WORK TO COMPLETE: Without the images, output each record below as it stands.

Stored records:
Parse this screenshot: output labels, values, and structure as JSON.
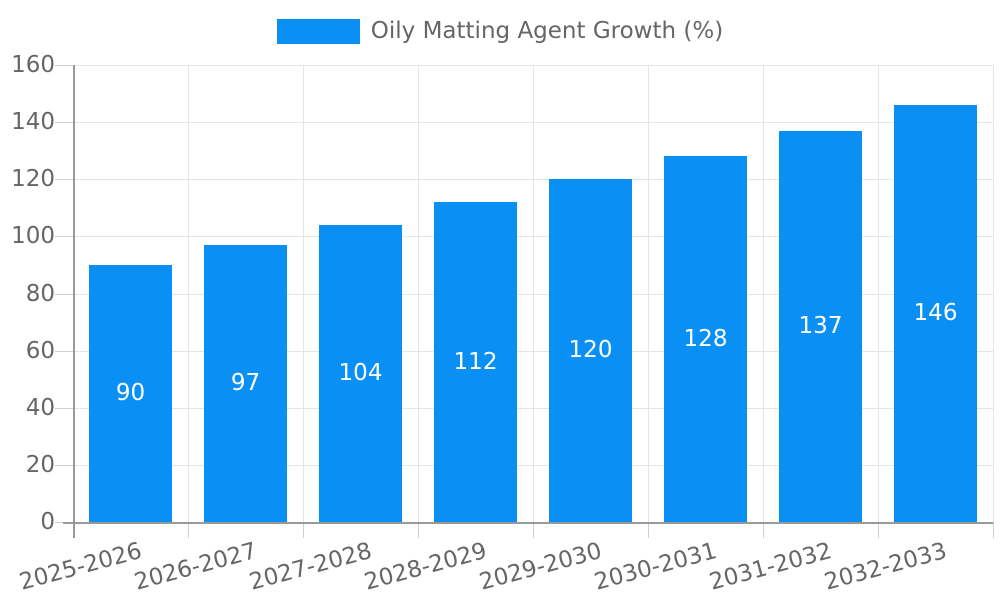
{
  "legend": {
    "label": "Oily Matting Agent Growth (%)"
  },
  "chart_data": {
    "type": "bar",
    "title": "",
    "series_name": "Oily Matting Agent Growth (%)",
    "categories": [
      "2025-2026",
      "2026-2027",
      "2027-2028",
      "2028-2029",
      "2029-2030",
      "2030-2031",
      "2031-2032",
      "2032-2033"
    ],
    "values": [
      90,
      97,
      104,
      112,
      120,
      128,
      137,
      146
    ],
    "value_labels": [
      "90",
      "97",
      "104",
      "112",
      "120",
      "128",
      "137",
      "146"
    ],
    "xlabel": "",
    "ylabel": "",
    "ylim": [
      0,
      160
    ],
    "y_ticks": [
      0,
      20,
      40,
      60,
      80,
      100,
      120,
      140,
      160
    ],
    "y_tick_labels": [
      "0",
      "20",
      "40",
      "60",
      "80",
      "100",
      "120",
      "140",
      "160"
    ],
    "grid": true,
    "legend_position": "top",
    "value_label_position": "inside-center"
  },
  "colors": {
    "bar": "#0a8ff5",
    "value_text": "#ffffff",
    "axis_line": "#999999",
    "gridline": "#e5e5e5",
    "tick_stub": "#cfcfcf",
    "tick_text": "#666666",
    "background": "#ffffff"
  }
}
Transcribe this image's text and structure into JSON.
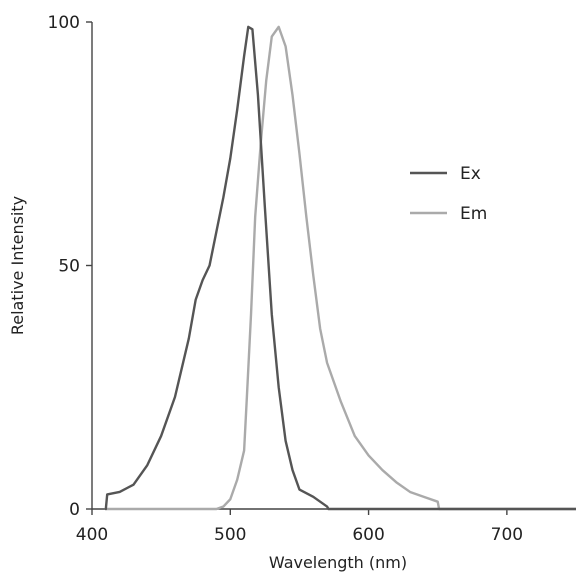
{
  "chart_data": {
    "type": "line",
    "title": "",
    "xlabel": "Wavelength (nm)",
    "ylabel": "Relative Intensity",
    "xlim": [
      400,
      750
    ],
    "ylim": [
      0,
      100
    ],
    "x_ticks": [
      400,
      500,
      600,
      700
    ],
    "y_ticks": [
      0,
      50,
      100
    ],
    "x_tick_labels": [
      "400",
      "500",
      "600",
      "700"
    ],
    "y_tick_labels": [
      "0",
      "50",
      "100"
    ],
    "legend": {
      "position": "right",
      "entries": [
        "Ex",
        "Em"
      ]
    },
    "grid": false,
    "series": [
      {
        "name": "Ex",
        "color": "#555555",
        "points": [
          [
            410,
            0
          ],
          [
            411,
            3
          ],
          [
            420,
            3.5
          ],
          [
            430,
            5
          ],
          [
            440,
            9
          ],
          [
            450,
            15
          ],
          [
            460,
            23
          ],
          [
            470,
            35
          ],
          [
            475,
            43
          ],
          [
            480,
            47
          ],
          [
            485,
            50
          ],
          [
            490,
            57
          ],
          [
            495,
            64
          ],
          [
            500,
            72
          ],
          [
            505,
            82
          ],
          [
            510,
            93
          ],
          [
            513,
            99
          ],
          [
            516,
            98.5
          ],
          [
            520,
            85
          ],
          [
            525,
            62
          ],
          [
            530,
            40
          ],
          [
            535,
            25
          ],
          [
            540,
            14
          ],
          [
            545,
            8
          ],
          [
            550,
            4
          ],
          [
            560,
            2.5
          ],
          [
            565,
            1.5
          ],
          [
            570,
            0.5
          ],
          [
            571,
            0
          ],
          [
            750,
            0
          ]
        ]
      },
      {
        "name": "Em",
        "color": "#aaaaaa",
        "points": [
          [
            410,
            0
          ],
          [
            490,
            0
          ],
          [
            495,
            0.5
          ],
          [
            500,
            2
          ],
          [
            505,
            6
          ],
          [
            510,
            12
          ],
          [
            512,
            23
          ],
          [
            515,
            40
          ],
          [
            518,
            60
          ],
          [
            522,
            75
          ],
          [
            526,
            88
          ],
          [
            530,
            97
          ],
          [
            535,
            99
          ],
          [
            540,
            95
          ],
          [
            545,
            85
          ],
          [
            550,
            73
          ],
          [
            555,
            60
          ],
          [
            560,
            48
          ],
          [
            565,
            37
          ],
          [
            570,
            30
          ],
          [
            575,
            26
          ],
          [
            580,
            22
          ],
          [
            590,
            15
          ],
          [
            600,
            11
          ],
          [
            610,
            8
          ],
          [
            620,
            5.5
          ],
          [
            630,
            3.5
          ],
          [
            640,
            2.5
          ],
          [
            650,
            1.5
          ],
          [
            651,
            0
          ],
          [
            750,
            0
          ]
        ]
      }
    ]
  }
}
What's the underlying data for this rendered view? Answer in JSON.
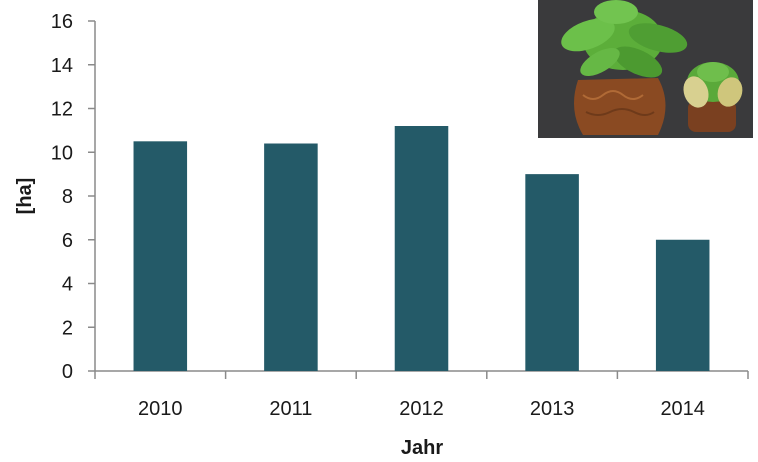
{
  "chart_data": {
    "type": "bar",
    "categories": [
      "2010",
      "2011",
      "2012",
      "2013",
      "2014"
    ],
    "values": [
      10.5,
      10.4,
      11.2,
      9.0,
      6.0
    ],
    "xlabel": "Jahr",
    "ylabel": "[ha]",
    "ylim": [
      0,
      16
    ],
    "yticks": [
      "0",
      "2",
      "4",
      "6",
      "8",
      "10",
      "12",
      "14",
      "16"
    ],
    "bar_color": "#245a68",
    "grid": false,
    "legend": "none"
  },
  "inset_image": {
    "subject": "lettuce-plants-photo",
    "background_color": "#3a3a3c",
    "foliage_color": "#5cae3a",
    "soil_color": "#8a4a22"
  }
}
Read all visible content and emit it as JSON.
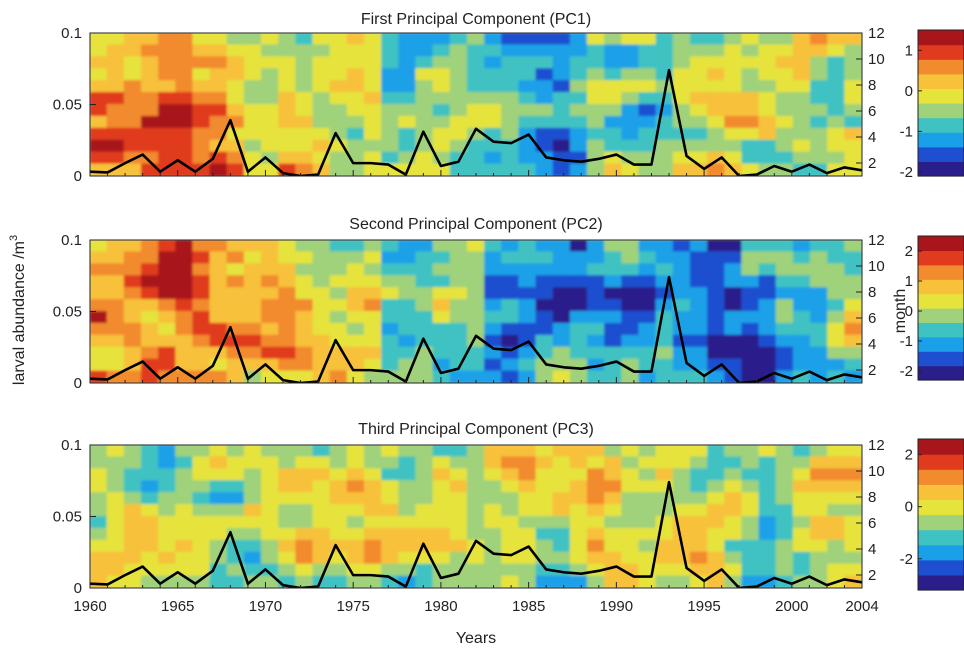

THE REPLY:
Parse this screenshot: output labels, values, and structure as JSON.
{
  "legend": {
    "label": "Oily Matting Agent Growth (%)"
  },
  "chart_data": {
    "type": "bar",
    "title": "",
    "series_name": "Oily Matting Agent Growth (%)",
    "categories": [
      "2025-2026",
      "2026-2027",
      "2027-2028",
      "2028-2029",
      "2029-2030",
      "2030-2031",
      "2031-2032",
      "2032-2033"
    ],
    "values": [
      90,
      97,
      104,
      112,
      120,
      128,
      137,
      146
    ],
    "value_labels": [
      "90",
      "97",
      "104",
      "112",
      "120",
      "128",
      "137",
      "146"
    ],
    "xlabel": "",
    "ylabel": "",
    "ylim": [
      0,
      160
    ],
    "y_ticks": [
      0,
      20,
      40,
      60,
      80,
      100,
      120,
      140,
      160
    ],
    "y_tick_labels": [
      "0",
      "20",
      "40",
      "60",
      "80",
      "100",
      "120",
      "140",
      "160"
    ],
    "grid": true,
    "legend_position": "top",
    "value_label_position": "inside-center"
  },
  "colors": {
    "bar": "#0a8ff5",
    "value_text": "#ffffff",
    "axis_line": "#999999",
    "gridline": "#e5e5e5",
    "tick_stub": "#cfcfcf",
    "tick_text": "#666666",
    "background": "#ffffff"
  }
}
Transcribe this image's text and structure into JSON.
{
  "chart_data": {
    "type": "line",
    "title": "",
    "xlabel": "Wavelength (nm)",
    "ylabel": "Relative Intensity",
    "xlim": [
      400,
      750
    ],
    "ylim": [
      0,
      100
    ],
    "x_ticks": [
      400,
      500,
      600,
      700
    ],
    "y_ticks": [
      0,
      50,
      100
    ],
    "x_tick_labels": [
      "400",
      "500",
      "600",
      "700"
    ],
    "y_tick_labels": [
      "0",
      "50",
      "100"
    ],
    "legend": {
      "position": "right",
      "entries": [
        "Ex",
        "Em"
      ]
    },
    "grid": false,
    "series": [
      {
        "name": "Ex",
        "color": "#555555",
        "points": [
          [
            410,
            0
          ],
          [
            411,
            3
          ],
          [
            420,
            3.5
          ],
          [
            430,
            5
          ],
          [
            440,
            9
          ],
          [
            450,
            15
          ],
          [
            460,
            23
          ],
          [
            470,
            35
          ],
          [
            475,
            43
          ],
          [
            480,
            47
          ],
          [
            485,
            50
          ],
          [
            490,
            57
          ],
          [
            495,
            64
          ],
          [
            500,
            72
          ],
          [
            505,
            82
          ],
          [
            510,
            93
          ],
          [
            513,
            99
          ],
          [
            516,
            98.5
          ],
          [
            520,
            85
          ],
          [
            525,
            62
          ],
          [
            530,
            40
          ],
          [
            535,
            25
          ],
          [
            540,
            14
          ],
          [
            545,
            8
          ],
          [
            550,
            4
          ],
          [
            560,
            2.5
          ],
          [
            565,
            1.5
          ],
          [
            570,
            0.5
          ],
          [
            571,
            0
          ],
          [
            750,
            0
          ]
        ]
      },
      {
        "name": "Em",
        "color": "#aaaaaa",
        "points": [
          [
            410,
            0
          ],
          [
            490,
            0
          ],
          [
            495,
            0.5
          ],
          [
            500,
            2
          ],
          [
            505,
            6
          ],
          [
            510,
            12
          ],
          [
            512,
            23
          ],
          [
            515,
            40
          ],
          [
            518,
            60
          ],
          [
            522,
            75
          ],
          [
            526,
            88
          ],
          [
            530,
            97
          ],
          [
            535,
            99
          ],
          [
            540,
            95
          ],
          [
            545,
            85
          ],
          [
            550,
            73
          ],
          [
            555,
            60
          ],
          [
            560,
            48
          ],
          [
            565,
            37
          ],
          [
            570,
            30
          ],
          [
            575,
            26
          ],
          [
            580,
            22
          ],
          [
            590,
            15
          ],
          [
            600,
            11
          ],
          [
            610,
            8
          ],
          [
            620,
            5.5
          ],
          [
            630,
            3.5
          ],
          [
            640,
            2.5
          ],
          [
            650,
            1.5
          ],
          [
            651,
            0
          ],
          [
            750,
            0
          ]
        ]
      }
    ]
  }
}
What's the underlying data for this rendered view? Answer in JSON.
{
  "chart_data": {
    "type": "bar",
    "categories": [
      "2010",
      "2011",
      "2012",
      "2013",
      "2014"
    ],
    "values": [
      10.5,
      10.4,
      11.2,
      9.0,
      6.0
    ],
    "xlabel": "Jahr",
    "ylabel": "[ha]",
    "ylim": [
      0,
      16
    ],
    "yticks": [
      "0",
      "2",
      "4",
      "6",
      "8",
      "10",
      "12",
      "14",
      "16"
    ],
    "bar_color": "#245a68",
    "grid": false,
    "legend": "none"
  },
  "inset_image": {
    "subject": "lettuce-plants-photo",
    "background_color": "#3a3a3c",
    "foliage_color": "#5cae3a",
    "soil_color": "#8a4a22"
  }
}
Read all visible content and emit it as JSON.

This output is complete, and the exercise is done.